**Task directions**
Lift every line from the entries that includes the word "alone".

━━━━

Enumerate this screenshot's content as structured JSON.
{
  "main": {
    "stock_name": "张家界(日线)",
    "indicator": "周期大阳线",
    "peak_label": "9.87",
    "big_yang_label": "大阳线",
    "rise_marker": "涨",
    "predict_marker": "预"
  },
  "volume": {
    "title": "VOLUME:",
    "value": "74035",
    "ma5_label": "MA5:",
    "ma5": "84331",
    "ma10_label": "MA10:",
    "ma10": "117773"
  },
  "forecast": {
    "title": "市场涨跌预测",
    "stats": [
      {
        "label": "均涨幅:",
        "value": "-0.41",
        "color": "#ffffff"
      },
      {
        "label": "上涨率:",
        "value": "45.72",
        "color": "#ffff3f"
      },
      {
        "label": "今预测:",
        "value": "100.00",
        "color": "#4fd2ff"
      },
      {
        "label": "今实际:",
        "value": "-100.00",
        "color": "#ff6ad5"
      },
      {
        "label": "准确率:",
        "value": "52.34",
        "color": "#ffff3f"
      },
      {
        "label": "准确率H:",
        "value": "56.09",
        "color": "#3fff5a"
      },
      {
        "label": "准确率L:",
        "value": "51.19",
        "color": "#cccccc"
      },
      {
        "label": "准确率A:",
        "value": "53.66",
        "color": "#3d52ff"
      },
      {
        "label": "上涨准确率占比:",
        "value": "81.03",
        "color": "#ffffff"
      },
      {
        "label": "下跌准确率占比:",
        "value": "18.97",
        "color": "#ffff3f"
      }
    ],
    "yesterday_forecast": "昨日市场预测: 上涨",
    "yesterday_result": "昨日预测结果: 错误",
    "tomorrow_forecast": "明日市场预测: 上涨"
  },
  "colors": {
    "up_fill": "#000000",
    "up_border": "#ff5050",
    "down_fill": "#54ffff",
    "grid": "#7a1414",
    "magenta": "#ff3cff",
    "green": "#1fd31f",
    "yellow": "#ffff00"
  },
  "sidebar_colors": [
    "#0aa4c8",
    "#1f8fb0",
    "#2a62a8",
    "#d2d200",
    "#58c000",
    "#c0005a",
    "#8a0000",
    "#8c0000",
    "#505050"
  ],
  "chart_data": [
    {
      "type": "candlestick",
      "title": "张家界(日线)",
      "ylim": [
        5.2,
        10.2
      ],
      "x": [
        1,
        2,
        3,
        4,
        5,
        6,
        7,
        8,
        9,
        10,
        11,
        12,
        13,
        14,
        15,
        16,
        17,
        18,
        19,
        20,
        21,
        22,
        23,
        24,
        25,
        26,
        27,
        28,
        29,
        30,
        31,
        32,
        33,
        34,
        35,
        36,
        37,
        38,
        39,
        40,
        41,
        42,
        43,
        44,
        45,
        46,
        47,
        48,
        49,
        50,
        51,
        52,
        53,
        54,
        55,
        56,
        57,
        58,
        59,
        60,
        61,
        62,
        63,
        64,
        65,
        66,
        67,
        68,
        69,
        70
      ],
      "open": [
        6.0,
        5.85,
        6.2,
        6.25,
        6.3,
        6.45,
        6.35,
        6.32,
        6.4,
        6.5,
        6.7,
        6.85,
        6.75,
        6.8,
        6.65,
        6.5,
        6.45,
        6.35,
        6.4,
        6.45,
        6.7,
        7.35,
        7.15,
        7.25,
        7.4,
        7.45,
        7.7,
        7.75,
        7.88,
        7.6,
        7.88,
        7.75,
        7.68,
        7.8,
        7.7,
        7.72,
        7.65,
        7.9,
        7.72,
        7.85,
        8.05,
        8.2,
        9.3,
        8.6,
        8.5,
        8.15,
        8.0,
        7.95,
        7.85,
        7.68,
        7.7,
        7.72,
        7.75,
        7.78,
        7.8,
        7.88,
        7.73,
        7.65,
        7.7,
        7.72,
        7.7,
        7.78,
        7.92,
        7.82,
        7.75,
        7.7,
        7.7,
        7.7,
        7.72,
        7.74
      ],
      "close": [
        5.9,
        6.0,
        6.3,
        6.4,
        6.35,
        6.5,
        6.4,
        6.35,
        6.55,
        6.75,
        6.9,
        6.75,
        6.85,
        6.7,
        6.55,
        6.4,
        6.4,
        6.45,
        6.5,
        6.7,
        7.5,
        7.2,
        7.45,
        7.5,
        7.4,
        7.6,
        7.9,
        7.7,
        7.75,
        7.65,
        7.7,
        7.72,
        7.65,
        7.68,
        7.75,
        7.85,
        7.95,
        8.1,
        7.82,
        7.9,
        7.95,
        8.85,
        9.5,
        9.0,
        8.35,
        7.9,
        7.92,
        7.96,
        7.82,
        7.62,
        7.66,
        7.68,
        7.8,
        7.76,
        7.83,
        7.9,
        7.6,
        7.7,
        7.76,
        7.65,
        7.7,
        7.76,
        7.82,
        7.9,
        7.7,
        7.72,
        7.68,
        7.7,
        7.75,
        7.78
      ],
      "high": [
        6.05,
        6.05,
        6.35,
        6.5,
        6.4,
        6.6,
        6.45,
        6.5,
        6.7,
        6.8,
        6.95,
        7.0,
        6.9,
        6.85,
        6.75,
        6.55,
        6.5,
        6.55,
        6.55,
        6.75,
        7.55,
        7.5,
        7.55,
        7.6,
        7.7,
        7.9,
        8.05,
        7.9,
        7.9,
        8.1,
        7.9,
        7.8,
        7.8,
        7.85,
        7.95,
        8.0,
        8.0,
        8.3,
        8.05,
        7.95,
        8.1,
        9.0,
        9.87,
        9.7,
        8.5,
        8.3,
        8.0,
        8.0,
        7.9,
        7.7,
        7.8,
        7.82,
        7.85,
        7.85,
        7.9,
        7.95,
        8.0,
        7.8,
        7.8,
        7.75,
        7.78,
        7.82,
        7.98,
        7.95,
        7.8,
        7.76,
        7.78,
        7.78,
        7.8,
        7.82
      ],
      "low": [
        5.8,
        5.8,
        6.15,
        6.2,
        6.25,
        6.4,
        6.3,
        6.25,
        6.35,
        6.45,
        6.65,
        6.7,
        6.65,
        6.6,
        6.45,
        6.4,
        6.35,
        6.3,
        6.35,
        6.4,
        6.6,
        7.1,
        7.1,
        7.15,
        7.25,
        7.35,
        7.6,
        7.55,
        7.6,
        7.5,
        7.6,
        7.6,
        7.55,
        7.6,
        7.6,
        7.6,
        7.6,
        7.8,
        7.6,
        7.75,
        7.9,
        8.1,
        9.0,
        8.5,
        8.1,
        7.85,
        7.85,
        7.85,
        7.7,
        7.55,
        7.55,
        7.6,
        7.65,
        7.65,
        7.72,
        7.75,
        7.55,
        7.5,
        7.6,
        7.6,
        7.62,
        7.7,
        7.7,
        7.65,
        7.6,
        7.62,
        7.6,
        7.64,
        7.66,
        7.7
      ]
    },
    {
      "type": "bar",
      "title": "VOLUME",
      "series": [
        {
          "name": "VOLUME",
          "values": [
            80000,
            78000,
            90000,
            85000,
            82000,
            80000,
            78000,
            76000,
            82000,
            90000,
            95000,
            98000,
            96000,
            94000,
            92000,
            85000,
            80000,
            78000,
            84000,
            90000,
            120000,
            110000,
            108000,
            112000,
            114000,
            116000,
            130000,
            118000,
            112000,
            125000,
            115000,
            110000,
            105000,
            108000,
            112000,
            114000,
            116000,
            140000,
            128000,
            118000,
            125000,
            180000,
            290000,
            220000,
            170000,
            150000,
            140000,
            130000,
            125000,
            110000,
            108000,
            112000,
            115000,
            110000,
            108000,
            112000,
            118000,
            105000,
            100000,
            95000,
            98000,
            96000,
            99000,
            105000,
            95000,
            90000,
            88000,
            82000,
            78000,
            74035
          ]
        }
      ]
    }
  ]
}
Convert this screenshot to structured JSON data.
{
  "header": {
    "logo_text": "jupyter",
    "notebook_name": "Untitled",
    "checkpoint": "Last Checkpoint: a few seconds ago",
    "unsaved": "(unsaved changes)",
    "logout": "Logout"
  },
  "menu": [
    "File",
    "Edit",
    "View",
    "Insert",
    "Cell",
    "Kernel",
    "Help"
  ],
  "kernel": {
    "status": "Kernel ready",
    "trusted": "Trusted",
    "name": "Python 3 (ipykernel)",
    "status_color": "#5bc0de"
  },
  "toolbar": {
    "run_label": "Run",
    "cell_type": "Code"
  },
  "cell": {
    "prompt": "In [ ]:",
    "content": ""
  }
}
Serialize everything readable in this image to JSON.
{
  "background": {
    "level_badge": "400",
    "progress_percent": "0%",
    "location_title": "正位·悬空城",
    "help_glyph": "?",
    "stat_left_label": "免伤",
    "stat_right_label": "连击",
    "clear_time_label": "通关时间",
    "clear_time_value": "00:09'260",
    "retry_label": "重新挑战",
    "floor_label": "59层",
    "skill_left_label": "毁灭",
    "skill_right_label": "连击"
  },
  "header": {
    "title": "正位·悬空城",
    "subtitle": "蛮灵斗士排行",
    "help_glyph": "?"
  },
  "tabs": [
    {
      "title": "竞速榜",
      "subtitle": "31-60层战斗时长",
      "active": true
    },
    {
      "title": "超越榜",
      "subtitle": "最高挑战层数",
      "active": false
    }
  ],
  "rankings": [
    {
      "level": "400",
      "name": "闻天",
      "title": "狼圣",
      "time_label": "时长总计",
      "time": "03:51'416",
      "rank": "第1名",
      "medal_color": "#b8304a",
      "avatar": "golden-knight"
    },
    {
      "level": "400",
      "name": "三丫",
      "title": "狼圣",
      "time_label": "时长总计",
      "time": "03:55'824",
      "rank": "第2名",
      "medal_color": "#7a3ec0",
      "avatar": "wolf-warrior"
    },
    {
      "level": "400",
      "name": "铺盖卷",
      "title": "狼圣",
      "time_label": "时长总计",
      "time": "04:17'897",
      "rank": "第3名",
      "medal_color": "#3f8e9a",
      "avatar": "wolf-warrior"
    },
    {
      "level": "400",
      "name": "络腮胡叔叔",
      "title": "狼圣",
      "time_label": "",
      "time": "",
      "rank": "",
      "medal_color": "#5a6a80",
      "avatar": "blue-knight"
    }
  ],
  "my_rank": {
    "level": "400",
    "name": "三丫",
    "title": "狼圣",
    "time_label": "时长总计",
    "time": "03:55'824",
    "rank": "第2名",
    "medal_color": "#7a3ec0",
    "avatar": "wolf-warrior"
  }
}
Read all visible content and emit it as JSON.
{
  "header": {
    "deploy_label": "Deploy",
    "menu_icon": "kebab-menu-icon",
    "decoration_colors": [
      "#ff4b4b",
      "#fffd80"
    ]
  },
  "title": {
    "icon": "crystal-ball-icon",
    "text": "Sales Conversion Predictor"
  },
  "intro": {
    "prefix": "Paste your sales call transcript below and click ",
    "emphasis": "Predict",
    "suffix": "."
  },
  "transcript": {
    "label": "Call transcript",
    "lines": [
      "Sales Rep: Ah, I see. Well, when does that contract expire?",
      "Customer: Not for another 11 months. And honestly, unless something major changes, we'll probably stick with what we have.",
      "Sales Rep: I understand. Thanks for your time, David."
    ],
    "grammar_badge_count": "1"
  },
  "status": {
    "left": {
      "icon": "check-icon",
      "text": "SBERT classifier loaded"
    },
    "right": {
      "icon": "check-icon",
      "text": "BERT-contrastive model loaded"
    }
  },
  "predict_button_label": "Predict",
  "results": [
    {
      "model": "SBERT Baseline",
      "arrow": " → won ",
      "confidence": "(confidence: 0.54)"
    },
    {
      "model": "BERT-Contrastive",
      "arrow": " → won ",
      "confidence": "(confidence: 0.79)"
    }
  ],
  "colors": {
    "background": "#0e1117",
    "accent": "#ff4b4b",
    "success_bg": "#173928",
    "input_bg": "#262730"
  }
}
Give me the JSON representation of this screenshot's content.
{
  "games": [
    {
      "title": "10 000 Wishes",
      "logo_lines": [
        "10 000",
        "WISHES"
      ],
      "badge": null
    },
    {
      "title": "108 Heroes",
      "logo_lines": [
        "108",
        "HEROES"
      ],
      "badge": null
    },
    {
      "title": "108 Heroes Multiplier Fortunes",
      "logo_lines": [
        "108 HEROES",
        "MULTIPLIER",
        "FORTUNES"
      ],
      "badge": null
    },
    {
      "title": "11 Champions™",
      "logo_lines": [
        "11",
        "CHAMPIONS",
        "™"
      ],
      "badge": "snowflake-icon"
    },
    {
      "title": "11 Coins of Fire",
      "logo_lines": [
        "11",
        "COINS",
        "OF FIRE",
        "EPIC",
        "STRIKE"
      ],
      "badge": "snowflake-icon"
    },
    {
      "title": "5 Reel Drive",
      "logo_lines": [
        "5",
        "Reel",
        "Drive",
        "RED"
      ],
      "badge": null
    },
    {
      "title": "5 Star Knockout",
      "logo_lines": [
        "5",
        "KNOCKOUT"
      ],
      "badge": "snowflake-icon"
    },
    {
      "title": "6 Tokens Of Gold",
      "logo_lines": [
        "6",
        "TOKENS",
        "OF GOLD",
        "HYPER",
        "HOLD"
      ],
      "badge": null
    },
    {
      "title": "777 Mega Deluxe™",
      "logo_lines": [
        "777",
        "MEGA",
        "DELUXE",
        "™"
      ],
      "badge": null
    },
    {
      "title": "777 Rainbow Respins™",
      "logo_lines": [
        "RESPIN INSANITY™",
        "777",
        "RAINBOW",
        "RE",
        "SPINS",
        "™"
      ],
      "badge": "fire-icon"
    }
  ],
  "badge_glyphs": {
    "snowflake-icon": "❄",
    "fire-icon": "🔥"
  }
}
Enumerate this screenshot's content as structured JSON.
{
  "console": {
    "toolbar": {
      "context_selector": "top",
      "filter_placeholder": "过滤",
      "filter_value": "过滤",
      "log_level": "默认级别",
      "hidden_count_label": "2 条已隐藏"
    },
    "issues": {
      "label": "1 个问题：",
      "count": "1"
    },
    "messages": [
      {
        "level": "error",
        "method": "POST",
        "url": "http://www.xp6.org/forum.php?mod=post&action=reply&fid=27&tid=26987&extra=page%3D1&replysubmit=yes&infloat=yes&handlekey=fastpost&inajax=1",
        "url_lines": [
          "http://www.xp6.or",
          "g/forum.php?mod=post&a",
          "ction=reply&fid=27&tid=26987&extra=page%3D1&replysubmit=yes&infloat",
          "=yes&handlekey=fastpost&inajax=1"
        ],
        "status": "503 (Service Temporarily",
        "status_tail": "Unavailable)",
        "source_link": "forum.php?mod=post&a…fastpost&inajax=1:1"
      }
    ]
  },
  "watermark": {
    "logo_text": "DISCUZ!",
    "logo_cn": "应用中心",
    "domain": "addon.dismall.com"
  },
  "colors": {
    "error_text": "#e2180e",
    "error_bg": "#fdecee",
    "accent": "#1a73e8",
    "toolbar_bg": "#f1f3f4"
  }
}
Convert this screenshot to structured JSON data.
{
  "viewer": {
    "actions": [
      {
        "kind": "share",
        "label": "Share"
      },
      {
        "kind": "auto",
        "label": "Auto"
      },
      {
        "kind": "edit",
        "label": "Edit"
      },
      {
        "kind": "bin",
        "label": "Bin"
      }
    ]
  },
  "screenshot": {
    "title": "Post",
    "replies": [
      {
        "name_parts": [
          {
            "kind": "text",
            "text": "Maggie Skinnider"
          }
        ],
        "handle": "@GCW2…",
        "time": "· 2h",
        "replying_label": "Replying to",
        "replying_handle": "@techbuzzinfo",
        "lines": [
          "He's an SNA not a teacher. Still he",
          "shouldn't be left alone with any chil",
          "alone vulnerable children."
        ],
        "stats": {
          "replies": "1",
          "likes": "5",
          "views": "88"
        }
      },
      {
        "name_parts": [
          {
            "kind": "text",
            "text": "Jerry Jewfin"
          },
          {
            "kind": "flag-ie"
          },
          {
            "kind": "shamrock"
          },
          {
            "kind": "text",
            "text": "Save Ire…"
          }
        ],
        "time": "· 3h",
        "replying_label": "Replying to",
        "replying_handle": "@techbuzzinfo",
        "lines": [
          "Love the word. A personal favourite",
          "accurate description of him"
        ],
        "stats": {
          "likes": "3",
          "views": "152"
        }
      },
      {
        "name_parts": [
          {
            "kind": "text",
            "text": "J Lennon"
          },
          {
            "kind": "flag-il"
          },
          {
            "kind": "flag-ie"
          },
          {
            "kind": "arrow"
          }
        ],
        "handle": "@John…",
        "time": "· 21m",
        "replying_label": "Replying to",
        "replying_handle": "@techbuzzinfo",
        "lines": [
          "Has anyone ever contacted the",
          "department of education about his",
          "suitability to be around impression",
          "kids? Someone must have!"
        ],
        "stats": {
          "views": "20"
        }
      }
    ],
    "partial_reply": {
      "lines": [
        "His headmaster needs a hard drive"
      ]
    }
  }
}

━━━━

**Correct response**
          "shouldn't be left alone with any chil",
          "alone vulnerable children."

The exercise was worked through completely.